Given instruction:
Every entry that follows needs to be repeated exactly.

::: Supplied information :::

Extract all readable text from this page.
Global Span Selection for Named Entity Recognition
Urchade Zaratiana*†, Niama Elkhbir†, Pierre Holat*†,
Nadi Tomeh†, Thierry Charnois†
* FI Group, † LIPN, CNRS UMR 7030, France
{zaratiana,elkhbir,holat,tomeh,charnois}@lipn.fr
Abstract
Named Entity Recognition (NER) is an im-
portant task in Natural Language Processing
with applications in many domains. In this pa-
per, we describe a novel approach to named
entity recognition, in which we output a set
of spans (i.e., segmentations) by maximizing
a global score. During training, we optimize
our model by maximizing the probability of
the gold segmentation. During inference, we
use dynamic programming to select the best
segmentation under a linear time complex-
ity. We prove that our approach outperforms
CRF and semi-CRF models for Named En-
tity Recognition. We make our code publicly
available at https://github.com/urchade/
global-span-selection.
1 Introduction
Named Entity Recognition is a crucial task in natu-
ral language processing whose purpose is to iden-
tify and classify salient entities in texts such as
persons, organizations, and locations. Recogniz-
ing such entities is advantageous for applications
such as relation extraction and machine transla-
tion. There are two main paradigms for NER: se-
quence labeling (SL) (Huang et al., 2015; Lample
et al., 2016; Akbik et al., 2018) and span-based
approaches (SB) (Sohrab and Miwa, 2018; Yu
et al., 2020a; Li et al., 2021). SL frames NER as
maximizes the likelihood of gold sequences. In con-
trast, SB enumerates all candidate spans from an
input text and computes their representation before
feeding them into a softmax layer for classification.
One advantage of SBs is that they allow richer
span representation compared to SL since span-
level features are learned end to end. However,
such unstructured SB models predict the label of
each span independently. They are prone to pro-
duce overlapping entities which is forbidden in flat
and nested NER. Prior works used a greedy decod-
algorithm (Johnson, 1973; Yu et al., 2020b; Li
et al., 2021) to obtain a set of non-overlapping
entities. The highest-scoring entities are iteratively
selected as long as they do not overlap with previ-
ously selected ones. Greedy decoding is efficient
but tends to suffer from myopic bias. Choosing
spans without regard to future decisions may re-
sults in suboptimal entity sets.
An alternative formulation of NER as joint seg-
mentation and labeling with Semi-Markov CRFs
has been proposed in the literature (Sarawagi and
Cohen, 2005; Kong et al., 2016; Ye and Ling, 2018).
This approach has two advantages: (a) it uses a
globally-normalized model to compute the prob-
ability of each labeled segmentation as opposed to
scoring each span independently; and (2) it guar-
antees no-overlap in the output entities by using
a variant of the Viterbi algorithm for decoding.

:::

Final result:
Extract all readable text from this page.
Global Span Selection for Named Entity Recognition
Urchade Zaratiana*†, Niama Elkhbir†, Pierre Holat*†,
Nadi Tomeh†, Thierry Charnois†
* FI Group, † LIPN, CNRS UMR 7030, France
{zaratiana,elkhbir,holat,tomeh,charnois}@lipn.fr
Abstract
Named Entity Recognition (NER) is an im-
portant task in Natural Language Processing
with applications in many domains. In this pa-
per, we describe a novel approach to named
entity recognition, in which we output a set
of spans (i.e., segmentations) by maximizing
a global score. During training, we optimize
our model by maximizing the probability of
the gold segmentation. During inference, we
use dynamic programming to select the best
segmentation under a linear time complex-
ity. We prove that our approach outperforms
CRF and semi-CRF models for Named En-
tity Recognition. We make our code publicly
available at https://github.com/urchade/
global-span-selection.
1 Introduction
Named Entity Recognition is a crucial task in natu-
ral language processing whose purpose is to iden-
tify and classify salient entities in texts such as
persons, organizations, and locations. Recogniz-
ing such entities is advantageous for applications
such as relation extraction and machine transla-
tion. There are two main paradigms for NER: se-
quence labeling (SL) (Huang et al., 2015; Lample
et al., 2016; Akbik et al., 2018) and span-based
approaches (SB) (Sohrab and Miwa, 2018; Yu
et al., 2020a; Li et al., 2021). SL frames NER as
maximizes the likelihood of gold sequences. In con-
trast, SB enumerates all candidate spans from an
input text and computes their representation before
feeding them into a softmax layer for classification.
One advantage of SBs is that they allow richer
span representation compared to SL since span-
level features are learned end to end. However,
such unstructured SB models predict the label of
each span independently. They are prone to pro-
duce overlapping entities which is forbidden in flat
and nested NER. Prior works used a greedy decod-
algorithm (Johnson, 1973; Yu et al., 2020b; Li
et al., 2021) to obtain a set of non-overlapping
entities. The highest-scoring entities are iteratively
selected as long as they do not overlap with previ-
ously selected ones. Greedy decoding is efficient
but tends to suffer from myopic bias. Choosing
spans without regard to future decisions may re-
sults in suboptimal entity sets.
An alternative formulation of NER as joint seg-
mentation and labeling with Semi-Markov CRFs
has been proposed in the literature (Sarawagi and
Cohen, 2005; Kong et al., 2016; Ye and Ling, 2018).
This approach has two advantages: (a) it uses a
globally-normalized model to compute the prob-
ability of each labeled segmentation as opposed to
scoring each span independently; and (2) it guar-
antees no-overlap in the output entities by using
a variant of the Viterbi algorithm for decoding.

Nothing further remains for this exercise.